_Problem_
Each line in the entries below that holds the string "Footing" is to be listed.

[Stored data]
--
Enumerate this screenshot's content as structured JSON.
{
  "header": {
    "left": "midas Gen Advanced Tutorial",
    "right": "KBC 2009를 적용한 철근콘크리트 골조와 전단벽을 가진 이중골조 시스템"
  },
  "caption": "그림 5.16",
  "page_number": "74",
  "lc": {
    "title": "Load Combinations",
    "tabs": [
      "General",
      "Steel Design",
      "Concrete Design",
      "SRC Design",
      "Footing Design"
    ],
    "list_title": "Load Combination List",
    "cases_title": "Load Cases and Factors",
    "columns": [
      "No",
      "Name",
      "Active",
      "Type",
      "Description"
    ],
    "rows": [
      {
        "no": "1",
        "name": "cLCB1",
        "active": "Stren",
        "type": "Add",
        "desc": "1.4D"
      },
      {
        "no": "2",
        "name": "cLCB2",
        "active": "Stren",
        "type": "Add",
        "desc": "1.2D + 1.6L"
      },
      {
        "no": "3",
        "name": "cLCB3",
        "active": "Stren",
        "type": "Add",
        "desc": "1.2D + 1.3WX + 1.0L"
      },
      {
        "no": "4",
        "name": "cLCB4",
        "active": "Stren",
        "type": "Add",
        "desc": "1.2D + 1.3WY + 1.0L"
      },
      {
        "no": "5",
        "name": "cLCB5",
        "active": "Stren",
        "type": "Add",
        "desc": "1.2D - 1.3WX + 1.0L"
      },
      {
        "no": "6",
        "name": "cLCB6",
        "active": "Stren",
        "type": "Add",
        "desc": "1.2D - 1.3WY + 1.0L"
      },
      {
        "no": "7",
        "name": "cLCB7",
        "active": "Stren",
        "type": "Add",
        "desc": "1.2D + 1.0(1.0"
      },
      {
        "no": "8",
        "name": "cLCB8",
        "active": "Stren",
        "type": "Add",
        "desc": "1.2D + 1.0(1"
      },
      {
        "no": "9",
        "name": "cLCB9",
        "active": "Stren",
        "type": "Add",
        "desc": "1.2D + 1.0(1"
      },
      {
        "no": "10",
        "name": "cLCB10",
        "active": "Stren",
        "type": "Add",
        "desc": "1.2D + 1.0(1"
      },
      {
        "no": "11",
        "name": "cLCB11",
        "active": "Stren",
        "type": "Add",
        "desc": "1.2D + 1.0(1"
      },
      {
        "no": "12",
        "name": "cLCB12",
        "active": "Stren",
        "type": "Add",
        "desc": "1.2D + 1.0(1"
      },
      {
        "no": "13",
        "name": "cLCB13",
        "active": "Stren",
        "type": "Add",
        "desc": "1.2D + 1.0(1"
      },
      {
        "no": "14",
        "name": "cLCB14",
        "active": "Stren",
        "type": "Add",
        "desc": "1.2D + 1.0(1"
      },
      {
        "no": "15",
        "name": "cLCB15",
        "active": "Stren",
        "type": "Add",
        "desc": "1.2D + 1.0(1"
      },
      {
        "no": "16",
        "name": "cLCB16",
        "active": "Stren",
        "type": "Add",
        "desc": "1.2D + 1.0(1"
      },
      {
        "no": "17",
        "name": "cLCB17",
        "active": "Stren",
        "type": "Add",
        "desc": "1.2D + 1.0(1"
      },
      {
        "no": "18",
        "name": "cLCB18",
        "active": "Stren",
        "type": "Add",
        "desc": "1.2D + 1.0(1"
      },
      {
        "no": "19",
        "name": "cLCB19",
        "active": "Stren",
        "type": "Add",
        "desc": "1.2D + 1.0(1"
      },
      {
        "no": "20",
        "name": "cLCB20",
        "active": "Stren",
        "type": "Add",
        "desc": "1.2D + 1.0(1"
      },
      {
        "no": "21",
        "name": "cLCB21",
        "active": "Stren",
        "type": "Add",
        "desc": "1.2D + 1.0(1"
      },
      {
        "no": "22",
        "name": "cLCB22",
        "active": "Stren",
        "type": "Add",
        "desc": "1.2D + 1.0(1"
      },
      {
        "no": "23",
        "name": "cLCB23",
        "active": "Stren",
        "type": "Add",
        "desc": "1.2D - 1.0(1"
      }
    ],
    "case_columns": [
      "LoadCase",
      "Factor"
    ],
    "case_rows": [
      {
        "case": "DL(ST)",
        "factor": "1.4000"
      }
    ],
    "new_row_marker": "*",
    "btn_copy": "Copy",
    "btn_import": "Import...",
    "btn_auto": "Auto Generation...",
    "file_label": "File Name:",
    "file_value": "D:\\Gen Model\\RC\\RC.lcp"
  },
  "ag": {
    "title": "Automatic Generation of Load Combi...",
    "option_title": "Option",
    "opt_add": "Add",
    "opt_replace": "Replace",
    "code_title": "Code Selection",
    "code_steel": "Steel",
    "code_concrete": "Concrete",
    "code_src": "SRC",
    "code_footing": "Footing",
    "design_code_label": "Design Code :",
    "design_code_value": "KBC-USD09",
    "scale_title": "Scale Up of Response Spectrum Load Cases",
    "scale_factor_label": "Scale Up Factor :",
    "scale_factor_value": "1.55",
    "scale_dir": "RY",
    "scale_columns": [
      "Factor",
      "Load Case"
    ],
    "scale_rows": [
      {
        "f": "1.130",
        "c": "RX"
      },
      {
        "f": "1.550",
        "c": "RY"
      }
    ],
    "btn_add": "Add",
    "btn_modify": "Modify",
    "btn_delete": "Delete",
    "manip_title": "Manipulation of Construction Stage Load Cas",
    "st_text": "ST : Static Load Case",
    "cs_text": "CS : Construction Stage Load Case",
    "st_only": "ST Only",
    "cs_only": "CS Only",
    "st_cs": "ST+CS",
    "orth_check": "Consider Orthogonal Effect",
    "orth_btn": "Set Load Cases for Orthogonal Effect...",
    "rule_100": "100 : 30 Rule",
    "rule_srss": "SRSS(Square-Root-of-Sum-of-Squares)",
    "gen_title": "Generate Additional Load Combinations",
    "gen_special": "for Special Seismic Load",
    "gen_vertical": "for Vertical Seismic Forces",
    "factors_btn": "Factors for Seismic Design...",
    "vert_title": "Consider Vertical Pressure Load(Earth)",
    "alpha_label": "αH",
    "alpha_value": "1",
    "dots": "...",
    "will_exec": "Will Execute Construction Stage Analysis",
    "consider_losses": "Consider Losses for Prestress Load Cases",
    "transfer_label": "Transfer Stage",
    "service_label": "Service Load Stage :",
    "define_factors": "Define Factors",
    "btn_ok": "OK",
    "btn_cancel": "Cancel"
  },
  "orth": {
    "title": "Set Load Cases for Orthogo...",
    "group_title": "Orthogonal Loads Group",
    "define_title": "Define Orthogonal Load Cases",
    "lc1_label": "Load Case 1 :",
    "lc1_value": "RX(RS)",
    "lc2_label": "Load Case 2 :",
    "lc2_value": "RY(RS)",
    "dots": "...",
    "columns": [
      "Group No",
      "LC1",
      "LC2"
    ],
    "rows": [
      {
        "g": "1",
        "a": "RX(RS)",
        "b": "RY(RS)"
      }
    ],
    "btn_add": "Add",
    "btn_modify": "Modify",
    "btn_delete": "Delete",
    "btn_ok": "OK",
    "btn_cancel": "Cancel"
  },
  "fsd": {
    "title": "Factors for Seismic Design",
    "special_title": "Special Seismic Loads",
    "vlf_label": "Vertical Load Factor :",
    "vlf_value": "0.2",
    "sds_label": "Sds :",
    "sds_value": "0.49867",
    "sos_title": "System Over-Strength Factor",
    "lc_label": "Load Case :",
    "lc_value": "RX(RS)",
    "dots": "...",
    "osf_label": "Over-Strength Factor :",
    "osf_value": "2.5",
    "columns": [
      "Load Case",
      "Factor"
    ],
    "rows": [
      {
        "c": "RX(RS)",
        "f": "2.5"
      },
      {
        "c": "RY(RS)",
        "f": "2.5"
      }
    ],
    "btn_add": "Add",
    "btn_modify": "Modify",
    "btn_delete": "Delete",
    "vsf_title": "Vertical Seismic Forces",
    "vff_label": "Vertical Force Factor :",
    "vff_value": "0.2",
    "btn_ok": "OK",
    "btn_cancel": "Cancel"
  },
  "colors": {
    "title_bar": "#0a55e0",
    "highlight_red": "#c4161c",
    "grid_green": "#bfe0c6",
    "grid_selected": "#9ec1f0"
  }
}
--
_Result of this exercise_
      "Footing Design"
    "code_footing": "Footing",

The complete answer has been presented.